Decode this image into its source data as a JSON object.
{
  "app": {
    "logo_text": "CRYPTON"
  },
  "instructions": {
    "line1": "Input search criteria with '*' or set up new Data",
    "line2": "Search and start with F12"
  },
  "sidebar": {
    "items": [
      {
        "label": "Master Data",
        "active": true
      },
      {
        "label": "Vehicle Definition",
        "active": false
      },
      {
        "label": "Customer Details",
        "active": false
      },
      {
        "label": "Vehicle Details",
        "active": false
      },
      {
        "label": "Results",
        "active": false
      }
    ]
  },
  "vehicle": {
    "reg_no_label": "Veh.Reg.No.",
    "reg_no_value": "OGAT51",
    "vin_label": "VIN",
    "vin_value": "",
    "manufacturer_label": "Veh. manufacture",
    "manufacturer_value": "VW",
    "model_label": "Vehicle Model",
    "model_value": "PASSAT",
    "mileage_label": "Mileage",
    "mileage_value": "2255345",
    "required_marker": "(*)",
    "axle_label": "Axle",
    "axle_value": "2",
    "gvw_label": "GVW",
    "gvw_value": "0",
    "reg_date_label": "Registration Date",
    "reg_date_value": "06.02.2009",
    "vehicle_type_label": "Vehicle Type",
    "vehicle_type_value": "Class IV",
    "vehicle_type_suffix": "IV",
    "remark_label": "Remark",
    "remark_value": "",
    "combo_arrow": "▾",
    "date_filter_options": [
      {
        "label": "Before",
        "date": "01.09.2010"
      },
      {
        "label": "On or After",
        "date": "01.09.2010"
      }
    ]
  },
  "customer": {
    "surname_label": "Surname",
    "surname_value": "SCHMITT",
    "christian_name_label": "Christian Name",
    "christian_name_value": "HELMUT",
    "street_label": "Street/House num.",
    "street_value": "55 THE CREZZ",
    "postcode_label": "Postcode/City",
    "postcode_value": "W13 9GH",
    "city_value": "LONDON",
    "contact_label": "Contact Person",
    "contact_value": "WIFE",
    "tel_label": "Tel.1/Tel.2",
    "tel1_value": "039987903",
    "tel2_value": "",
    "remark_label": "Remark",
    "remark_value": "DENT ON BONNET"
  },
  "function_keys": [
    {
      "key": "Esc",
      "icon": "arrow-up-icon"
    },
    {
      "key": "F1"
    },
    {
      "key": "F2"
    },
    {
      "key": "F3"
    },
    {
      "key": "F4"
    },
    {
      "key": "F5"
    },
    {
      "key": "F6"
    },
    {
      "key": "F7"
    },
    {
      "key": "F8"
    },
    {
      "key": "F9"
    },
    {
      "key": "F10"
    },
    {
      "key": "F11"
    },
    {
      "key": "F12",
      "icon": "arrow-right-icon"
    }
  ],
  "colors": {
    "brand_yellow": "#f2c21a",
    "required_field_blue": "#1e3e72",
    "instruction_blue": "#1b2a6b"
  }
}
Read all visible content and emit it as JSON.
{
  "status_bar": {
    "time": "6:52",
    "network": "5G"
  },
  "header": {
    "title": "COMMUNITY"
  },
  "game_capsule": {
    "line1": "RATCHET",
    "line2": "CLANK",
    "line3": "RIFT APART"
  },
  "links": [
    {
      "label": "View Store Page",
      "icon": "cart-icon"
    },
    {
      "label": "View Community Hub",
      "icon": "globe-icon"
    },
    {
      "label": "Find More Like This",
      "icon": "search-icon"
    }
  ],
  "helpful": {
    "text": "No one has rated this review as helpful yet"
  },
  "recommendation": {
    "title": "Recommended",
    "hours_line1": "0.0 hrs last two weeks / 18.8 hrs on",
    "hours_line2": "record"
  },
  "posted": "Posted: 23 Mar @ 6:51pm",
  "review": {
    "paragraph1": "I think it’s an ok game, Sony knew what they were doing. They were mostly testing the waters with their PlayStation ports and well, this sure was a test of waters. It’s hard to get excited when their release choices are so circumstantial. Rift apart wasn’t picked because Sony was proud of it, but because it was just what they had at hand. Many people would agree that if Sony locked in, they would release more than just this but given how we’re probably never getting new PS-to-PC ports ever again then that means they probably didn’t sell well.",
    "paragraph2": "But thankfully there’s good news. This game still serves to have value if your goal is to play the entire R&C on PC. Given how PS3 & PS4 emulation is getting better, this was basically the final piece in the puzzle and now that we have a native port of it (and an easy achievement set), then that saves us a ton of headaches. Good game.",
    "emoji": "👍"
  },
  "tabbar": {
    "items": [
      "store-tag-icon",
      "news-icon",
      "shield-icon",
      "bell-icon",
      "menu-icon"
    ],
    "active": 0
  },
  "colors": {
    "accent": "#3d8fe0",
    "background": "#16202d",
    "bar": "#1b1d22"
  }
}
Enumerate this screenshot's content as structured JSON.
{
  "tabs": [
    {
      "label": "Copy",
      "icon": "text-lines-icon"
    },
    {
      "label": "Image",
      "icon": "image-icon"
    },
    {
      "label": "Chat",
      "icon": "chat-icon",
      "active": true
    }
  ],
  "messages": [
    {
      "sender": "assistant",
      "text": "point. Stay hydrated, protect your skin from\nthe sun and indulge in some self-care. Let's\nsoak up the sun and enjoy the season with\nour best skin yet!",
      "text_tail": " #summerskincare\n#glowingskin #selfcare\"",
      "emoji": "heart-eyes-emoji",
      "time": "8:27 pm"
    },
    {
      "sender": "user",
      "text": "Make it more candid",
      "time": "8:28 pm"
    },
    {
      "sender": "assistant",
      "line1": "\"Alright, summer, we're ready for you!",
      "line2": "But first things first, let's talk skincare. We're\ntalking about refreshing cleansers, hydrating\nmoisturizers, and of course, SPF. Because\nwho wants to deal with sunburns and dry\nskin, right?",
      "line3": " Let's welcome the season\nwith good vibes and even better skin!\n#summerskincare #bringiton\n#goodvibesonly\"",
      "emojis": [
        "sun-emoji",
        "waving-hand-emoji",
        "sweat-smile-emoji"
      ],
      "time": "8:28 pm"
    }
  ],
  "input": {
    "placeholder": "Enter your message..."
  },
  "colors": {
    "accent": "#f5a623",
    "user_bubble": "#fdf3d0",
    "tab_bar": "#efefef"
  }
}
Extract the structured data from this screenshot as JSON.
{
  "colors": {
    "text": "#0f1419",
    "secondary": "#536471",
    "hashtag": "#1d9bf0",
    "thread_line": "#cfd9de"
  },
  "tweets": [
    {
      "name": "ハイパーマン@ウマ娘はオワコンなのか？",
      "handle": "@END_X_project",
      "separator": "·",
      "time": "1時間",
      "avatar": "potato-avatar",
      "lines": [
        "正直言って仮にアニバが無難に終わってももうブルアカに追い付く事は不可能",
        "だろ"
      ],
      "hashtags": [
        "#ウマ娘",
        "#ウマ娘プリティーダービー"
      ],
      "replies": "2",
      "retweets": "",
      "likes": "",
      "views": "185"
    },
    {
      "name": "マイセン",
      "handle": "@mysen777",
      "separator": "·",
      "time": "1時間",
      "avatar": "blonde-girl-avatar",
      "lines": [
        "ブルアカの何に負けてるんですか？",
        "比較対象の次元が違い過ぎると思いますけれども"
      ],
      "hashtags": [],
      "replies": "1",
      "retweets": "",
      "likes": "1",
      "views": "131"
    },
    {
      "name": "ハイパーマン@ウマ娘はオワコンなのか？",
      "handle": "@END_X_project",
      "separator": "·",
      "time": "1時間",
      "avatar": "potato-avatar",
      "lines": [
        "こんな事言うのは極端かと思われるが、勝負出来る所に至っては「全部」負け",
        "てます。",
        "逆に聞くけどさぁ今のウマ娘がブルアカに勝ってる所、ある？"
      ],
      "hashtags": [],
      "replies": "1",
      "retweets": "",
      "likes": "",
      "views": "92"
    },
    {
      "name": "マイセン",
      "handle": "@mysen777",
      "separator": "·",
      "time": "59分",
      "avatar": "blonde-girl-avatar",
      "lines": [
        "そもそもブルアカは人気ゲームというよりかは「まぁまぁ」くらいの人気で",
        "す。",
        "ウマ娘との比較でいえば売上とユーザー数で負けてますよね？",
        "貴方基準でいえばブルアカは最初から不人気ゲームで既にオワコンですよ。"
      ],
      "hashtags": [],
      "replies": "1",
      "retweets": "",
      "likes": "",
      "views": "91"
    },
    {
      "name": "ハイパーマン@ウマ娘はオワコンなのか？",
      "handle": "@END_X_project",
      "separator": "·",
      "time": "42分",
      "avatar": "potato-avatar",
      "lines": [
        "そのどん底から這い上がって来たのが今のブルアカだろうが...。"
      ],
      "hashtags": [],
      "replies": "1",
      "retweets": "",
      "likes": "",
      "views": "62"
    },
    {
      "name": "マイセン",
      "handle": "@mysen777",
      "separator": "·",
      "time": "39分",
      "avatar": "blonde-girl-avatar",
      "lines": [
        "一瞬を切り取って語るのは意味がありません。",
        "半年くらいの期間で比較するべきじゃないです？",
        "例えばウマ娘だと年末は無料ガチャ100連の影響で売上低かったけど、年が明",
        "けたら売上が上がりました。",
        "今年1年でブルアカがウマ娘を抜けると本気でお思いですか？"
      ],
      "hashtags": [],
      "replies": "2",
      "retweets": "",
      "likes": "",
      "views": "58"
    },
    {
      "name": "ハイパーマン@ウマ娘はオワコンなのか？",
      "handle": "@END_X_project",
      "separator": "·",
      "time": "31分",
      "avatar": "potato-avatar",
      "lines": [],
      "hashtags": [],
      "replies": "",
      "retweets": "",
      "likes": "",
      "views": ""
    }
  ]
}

• To do: Make a copy of each line that contains the string "JSON".

• Exercise output:
Decode this image into its source data as a JSON object.
Read all visible content and emit it as JSON.
Enumerate this screenshot's content as structured JSON.
Extract the structured data from this screenshot as JSON.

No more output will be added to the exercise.